=== Information given ===

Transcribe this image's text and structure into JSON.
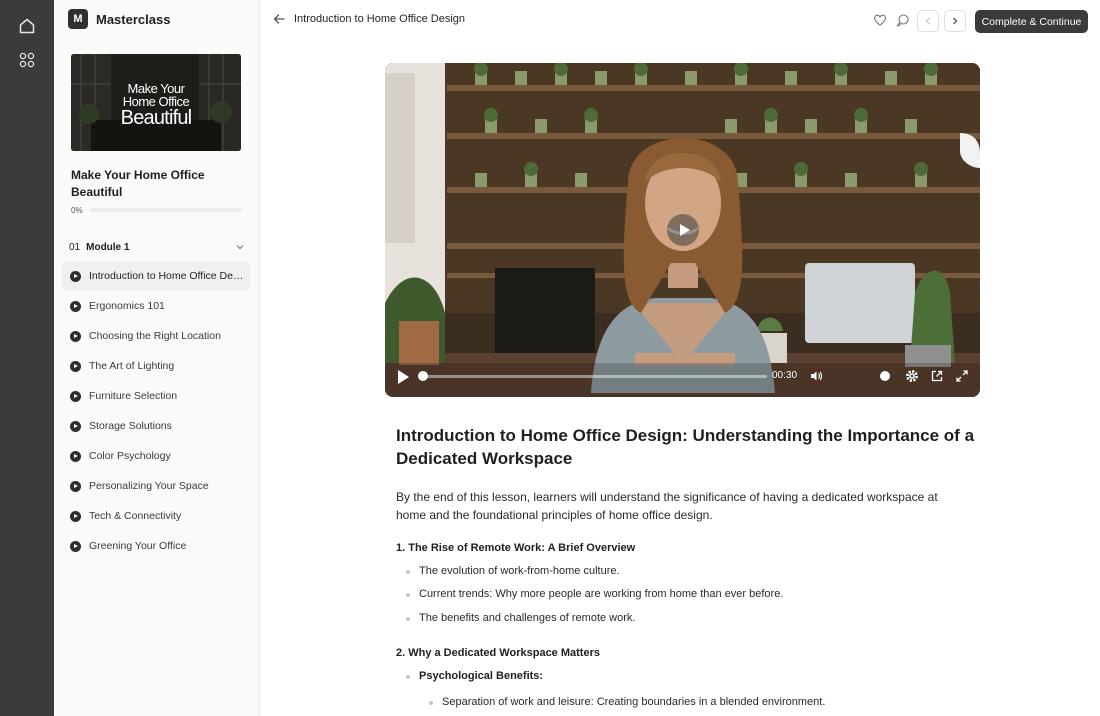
{
  "brand": {
    "logo_letter": "M",
    "name": "Masterclass"
  },
  "course": {
    "thumb_line1": "Make Your",
    "thumb_line2": "Home Office",
    "thumb_line3": "Beautiful",
    "title": "Make Your Home Office Beautiful",
    "progress_label": "0%",
    "progress_value": 0
  },
  "module": {
    "number": "01",
    "name": "Module 1"
  },
  "lessons": [
    {
      "label": "Introduction to Home Office Design",
      "active": true
    },
    {
      "label": "Ergonomics 101"
    },
    {
      "label": "Choosing the Right Location"
    },
    {
      "label": "The Art of Lighting"
    },
    {
      "label": "Furniture Selection"
    },
    {
      "label": "Storage Solutions"
    },
    {
      "label": "Color Psychology"
    },
    {
      "label": "Personalizing Your Space"
    },
    {
      "label": "Tech & Connectivity"
    },
    {
      "label": "Greening Your Office"
    }
  ],
  "topbar": {
    "lesson_title": "Introduction to Home Office Design",
    "complete_label": "Complete & Continue"
  },
  "video": {
    "time": "00:30",
    "progress": 0.0,
    "volume": 0.85
  },
  "article": {
    "title": "Introduction to Home Office Design: Understanding the Importance of a Dedicated Workspace",
    "intro": "By the end of this lesson, learners will understand the significance of having a dedicated workspace at home and the foundational principles of home office design.",
    "section1": "1. The Rise of Remote Work: A Brief Overview",
    "s1_b1": "The evolution of work-from-home culture.",
    "s1_b2": "Current trends: Why more people are working from home than ever before.",
    "s1_b3": "The benefits and challenges of remote work.",
    "section2": "2. Why a Dedicated Workspace Matters",
    "s2_b1": "Psychological Benefits:",
    "s2_b1_sub1": "Separation of work and leisure: Creating boundaries in a blended environment."
  },
  "colors": {
    "rail": "#3b3b3b",
    "accent_dark": "#3a3a3a",
    "sidebar_bg": "#fafafa"
  },
  "icons": {
    "rail": [
      "home-icon",
      "grid-icon"
    ],
    "topbar": [
      "arrow-left-icon",
      "heart-icon",
      "chat-icon",
      "chevron-left-icon",
      "chevron-right-icon"
    ],
    "video": [
      "play-icon",
      "volume-icon",
      "settings-icon",
      "external-link-icon",
      "fullscreen-icon"
    ]
  }
}
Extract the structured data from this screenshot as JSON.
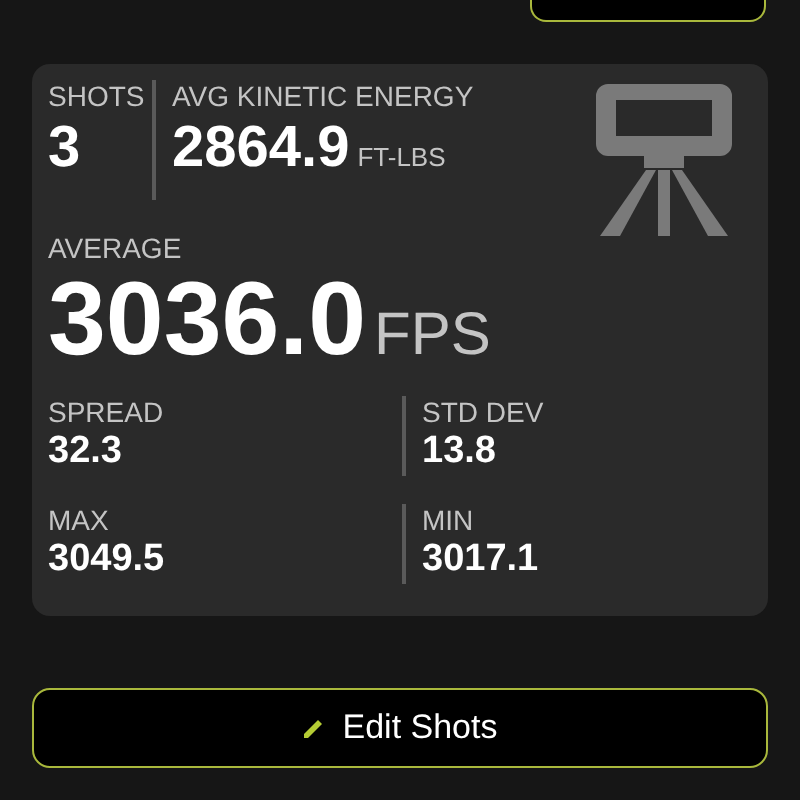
{
  "summary": {
    "shots": {
      "label": "SHOTS",
      "value": "3"
    },
    "kinetic_energy": {
      "label": "AVG KINETIC ENERGY",
      "value": "2864.9",
      "unit": "FT-LBS"
    },
    "average": {
      "label": "AVERAGE",
      "value": "3036.0",
      "unit": "FPS"
    },
    "stats": [
      {
        "label": "SPREAD",
        "value": "32.3"
      },
      {
        "label": "STD DEV",
        "value": "13.8"
      },
      {
        "label": "MAX",
        "value": "3049.5"
      },
      {
        "label": "MIN",
        "value": "3017.1"
      }
    ]
  },
  "edit_button": {
    "label": "Edit Shots"
  }
}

===

[Work to be completed]
Every record above should be transcribed exactly; the pictures stay out of the copy.

[Finished answer]
Transcribe this image's text and structure into JSON.
{
  "brand": {
    "logo_letter": "M",
    "name": "Masterclass"
  },
  "course": {
    "thumb_line1": "Make Your",
    "thumb_line2": "Home Office",
    "thumb_line3": "Beautiful",
    "title": "Make Your Home Office Beautiful",
    "progress_label": "0%",
    "progress_value": 0
  },
  "module": {
    "number": "01",
    "name": "Module 1"
  },
  "lessons": [
    {
      "label": "Introduction to Home Office Design",
      "active": true
    },
    {
      "label": "Ergonomics 101"
    },
    {
      "label": "Choosing the Right Location"
    },
    {
      "label": "The Art of Lighting"
    },
    {
      "label": "Furniture Selection"
    },
    {
      "label": "Storage Solutions"
    },
    {
      "label": "Color Psychology"
    },
    {
      "label": "Personalizing Your Space"
    },
    {
      "label": "Tech & Connectivity"
    },
    {
      "label": "Greening Your Office"
    }
  ],
  "topbar": {
    "lesson_title": "Introduction to Home Office Design",
    "complete_label": "Complete & Continue"
  },
  "video": {
    "time": "00:30",
    "progress": 0.0,
    "volume": 0.85
  },
  "article": {
    "title": "Introduction to Home Office Design: Understanding the Importance of a Dedicated Workspace",
    "intro": "By the end of this lesson, learners will understand the significance of having a dedicated workspace at home and the foundational principles of home office design.",
    "section1": "1. The Rise of Remote Work: A Brief Overview",
    "s1_b1": "The evolution of work-from-home culture.",
    "s1_b2": "Current trends: Why more people are working from home than ever before.",
    "s1_b3": "The benefits and challenges of remote work.",
    "section2": "2. Why a Dedicated Workspace Matters",
    "s2_b1": "Psychological Benefits:",
    "s2_b1_sub1": "Separation of work and leisure: Creating boundaries in a blended environment."
  },
  "colors": {
    "rail": "#3b3b3b",
    "accent_dark": "#3a3a3a",
    "sidebar_bg": "#fafafa"
  },
  "icons": {
    "rail": [
      "home-icon",
      "grid-icon"
    ],
    "topbar": [
      "arrow-left-icon",
      "heart-icon",
      "chat-icon",
      "chevron-left-icon",
      "chevron-right-icon"
    ],
    "video": [
      "play-icon",
      "volume-icon",
      "settings-icon",
      "external-link-icon",
      "fullscreen-icon"
    ]
  }
}
Extract the structured data from this screenshot as JSON.
{
  "summary": {
    "shots": {
      "label": "SHOTS",
      "value": "3"
    },
    "kinetic_energy": {
      "label": "AVG KINETIC ENERGY",
      "value": "2864.9",
      "unit": "FT-LBS"
    },
    "average": {
      "label": "AVERAGE",
      "value": "3036.0",
      "unit": "FPS"
    },
    "stats": [
      {
        "label": "SPREAD",
        "value": "32.3"
      },
      {
        "label": "STD DEV",
        "value": "13.8"
      },
      {
        "label": "MAX",
        "value": "3049.5"
      },
      {
        "label": "MIN",
        "value": "3017.1"
      }
    ]
  },
  "edit_button": {
    "label": "Edit Shots"
  }
}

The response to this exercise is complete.